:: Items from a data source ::
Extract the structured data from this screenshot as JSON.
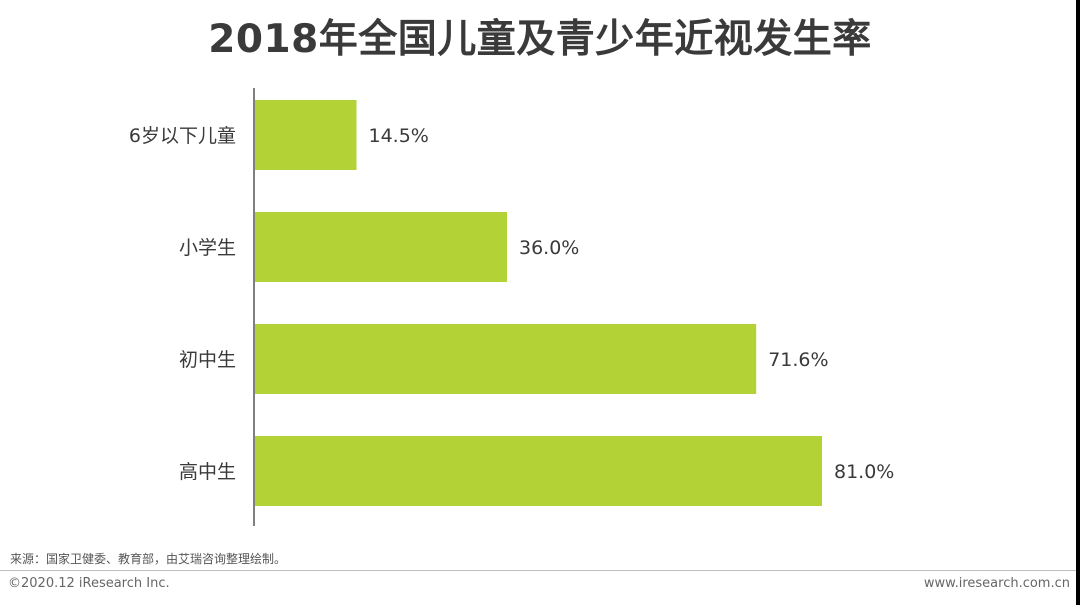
{
  "title": "2018年全国儿童及青少年近视发生率",
  "source_note": "来源：国家卫健委、教育部，由艾瑞咨询整理绘制。",
  "footer": {
    "copyright": "©2020.12 iResearch Inc.",
    "website": "www.iresearch.com.cn"
  },
  "colors": {
    "bar": "#b2d235",
    "text": "#3a3a3a",
    "axis": "#555555"
  },
  "chart_data": {
    "type": "bar",
    "orientation": "horizontal",
    "title": "2018年全国儿童及青少年近视发生率",
    "categories": [
      "6岁以下儿童",
      "小学生",
      "初中生",
      "高中生"
    ],
    "values": [
      14.5,
      36.0,
      71.6,
      81.0
    ],
    "value_labels": [
      "14.5%",
      "36.0%",
      "71.6%",
      "81.0%"
    ],
    "unit": "%",
    "xlim": [
      0,
      100
    ],
    "grid": false,
    "legend": "none"
  }
}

:: What the task asks ::
All of the data above should be quoted exactly, except for the pictures.

:: Result of the task ::
Extract the structured data from this screenshot as JSON.
{
  "title": "2018年全国儿童及青少年近视发生率",
  "source_note": "来源：国家卫健委、教育部，由艾瑞咨询整理绘制。",
  "footer": {
    "copyright": "©2020.12 iResearch Inc.",
    "website": "www.iresearch.com.cn"
  },
  "colors": {
    "bar": "#b2d235",
    "text": "#3a3a3a",
    "axis": "#555555"
  },
  "chart_data": {
    "type": "bar",
    "orientation": "horizontal",
    "title": "2018年全国儿童及青少年近视发生率",
    "categories": [
      "6岁以下儿童",
      "小学生",
      "初中生",
      "高中生"
    ],
    "values": [
      14.5,
      36.0,
      71.6,
      81.0
    ],
    "value_labels": [
      "14.5%",
      "36.0%",
      "71.6%",
      "81.0%"
    ],
    "unit": "%",
    "xlim": [
      0,
      100
    ],
    "grid": false,
    "legend": "none"
  }
}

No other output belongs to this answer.